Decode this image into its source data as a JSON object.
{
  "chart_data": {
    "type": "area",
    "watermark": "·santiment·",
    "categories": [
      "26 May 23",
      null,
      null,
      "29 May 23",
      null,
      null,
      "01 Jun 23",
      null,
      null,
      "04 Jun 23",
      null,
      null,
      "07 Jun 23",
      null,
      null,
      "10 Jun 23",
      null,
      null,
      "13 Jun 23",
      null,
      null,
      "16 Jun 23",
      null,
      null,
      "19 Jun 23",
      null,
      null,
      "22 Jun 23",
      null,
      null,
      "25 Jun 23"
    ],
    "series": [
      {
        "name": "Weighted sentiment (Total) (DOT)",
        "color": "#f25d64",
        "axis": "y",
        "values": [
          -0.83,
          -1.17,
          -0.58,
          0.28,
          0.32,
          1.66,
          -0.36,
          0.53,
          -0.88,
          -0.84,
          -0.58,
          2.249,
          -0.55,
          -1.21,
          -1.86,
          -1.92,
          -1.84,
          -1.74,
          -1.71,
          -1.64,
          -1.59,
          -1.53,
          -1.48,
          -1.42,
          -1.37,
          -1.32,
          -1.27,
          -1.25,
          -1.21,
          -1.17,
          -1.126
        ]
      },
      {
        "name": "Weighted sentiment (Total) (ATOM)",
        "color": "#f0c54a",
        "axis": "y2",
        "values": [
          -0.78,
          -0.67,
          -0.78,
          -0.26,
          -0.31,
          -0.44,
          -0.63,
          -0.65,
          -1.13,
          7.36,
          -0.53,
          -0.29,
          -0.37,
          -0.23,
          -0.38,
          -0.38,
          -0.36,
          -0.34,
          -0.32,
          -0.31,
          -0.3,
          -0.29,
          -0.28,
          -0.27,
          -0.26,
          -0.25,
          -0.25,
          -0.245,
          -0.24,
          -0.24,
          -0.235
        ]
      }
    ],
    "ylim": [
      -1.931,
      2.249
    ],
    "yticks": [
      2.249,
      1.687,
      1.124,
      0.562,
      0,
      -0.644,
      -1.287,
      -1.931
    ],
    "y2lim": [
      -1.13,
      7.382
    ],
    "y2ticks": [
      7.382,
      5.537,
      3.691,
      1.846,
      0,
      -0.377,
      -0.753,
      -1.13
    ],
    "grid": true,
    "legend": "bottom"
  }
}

|---|

Requirements.
Copy every single line of the material above that holds "Total".

Solution for this problem.
        "name": "Weighted sentiment (Total) (DOT)",
        "name": "Weighted sentiment (Total) (ATOM)",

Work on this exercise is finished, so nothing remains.